### Dataset items
****

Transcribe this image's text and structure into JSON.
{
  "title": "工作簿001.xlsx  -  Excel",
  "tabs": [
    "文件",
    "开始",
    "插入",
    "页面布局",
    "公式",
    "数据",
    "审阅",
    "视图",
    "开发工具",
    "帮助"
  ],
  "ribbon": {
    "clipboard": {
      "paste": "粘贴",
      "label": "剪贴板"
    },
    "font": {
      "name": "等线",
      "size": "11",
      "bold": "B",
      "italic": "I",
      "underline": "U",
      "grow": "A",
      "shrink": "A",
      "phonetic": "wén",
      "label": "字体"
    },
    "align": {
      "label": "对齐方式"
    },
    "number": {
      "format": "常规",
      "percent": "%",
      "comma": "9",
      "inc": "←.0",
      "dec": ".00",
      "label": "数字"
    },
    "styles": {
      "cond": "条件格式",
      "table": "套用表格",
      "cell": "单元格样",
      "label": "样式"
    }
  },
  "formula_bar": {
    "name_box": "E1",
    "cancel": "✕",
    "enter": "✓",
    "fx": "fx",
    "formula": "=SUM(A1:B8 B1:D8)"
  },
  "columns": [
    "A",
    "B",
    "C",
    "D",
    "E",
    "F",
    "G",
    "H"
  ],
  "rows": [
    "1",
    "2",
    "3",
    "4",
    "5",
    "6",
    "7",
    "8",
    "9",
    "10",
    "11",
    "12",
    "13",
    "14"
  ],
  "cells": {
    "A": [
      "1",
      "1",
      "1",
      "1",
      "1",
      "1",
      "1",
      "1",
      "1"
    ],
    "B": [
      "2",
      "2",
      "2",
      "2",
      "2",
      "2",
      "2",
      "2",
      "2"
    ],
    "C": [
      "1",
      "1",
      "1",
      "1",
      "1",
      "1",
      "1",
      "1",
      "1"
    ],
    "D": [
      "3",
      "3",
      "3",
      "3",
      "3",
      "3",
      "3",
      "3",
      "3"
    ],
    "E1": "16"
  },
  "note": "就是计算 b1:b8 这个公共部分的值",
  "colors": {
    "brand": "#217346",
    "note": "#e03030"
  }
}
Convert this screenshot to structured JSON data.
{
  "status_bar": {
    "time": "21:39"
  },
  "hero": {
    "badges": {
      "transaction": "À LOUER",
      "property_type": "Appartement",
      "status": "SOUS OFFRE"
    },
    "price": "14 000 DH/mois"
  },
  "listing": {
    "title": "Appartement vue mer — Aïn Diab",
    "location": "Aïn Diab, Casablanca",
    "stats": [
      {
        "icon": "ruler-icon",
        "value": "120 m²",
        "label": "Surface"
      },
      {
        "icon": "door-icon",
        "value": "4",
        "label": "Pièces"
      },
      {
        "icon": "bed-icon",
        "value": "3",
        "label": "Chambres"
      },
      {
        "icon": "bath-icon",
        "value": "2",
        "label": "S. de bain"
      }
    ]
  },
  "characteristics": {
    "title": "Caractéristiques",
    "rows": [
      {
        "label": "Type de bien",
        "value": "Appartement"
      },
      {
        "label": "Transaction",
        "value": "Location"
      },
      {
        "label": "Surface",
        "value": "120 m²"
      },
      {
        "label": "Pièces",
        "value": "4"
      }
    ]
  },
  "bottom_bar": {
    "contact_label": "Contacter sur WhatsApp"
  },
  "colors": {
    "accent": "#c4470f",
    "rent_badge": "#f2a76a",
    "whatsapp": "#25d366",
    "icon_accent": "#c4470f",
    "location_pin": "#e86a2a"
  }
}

****

### Work instructions
Go through the material line by line. Show each line that contains the string "Diab".

### Completed exercise
    "title": "Appartement vue mer — Aïn Diab",
    "location": "Aïn Diab, Casablanca",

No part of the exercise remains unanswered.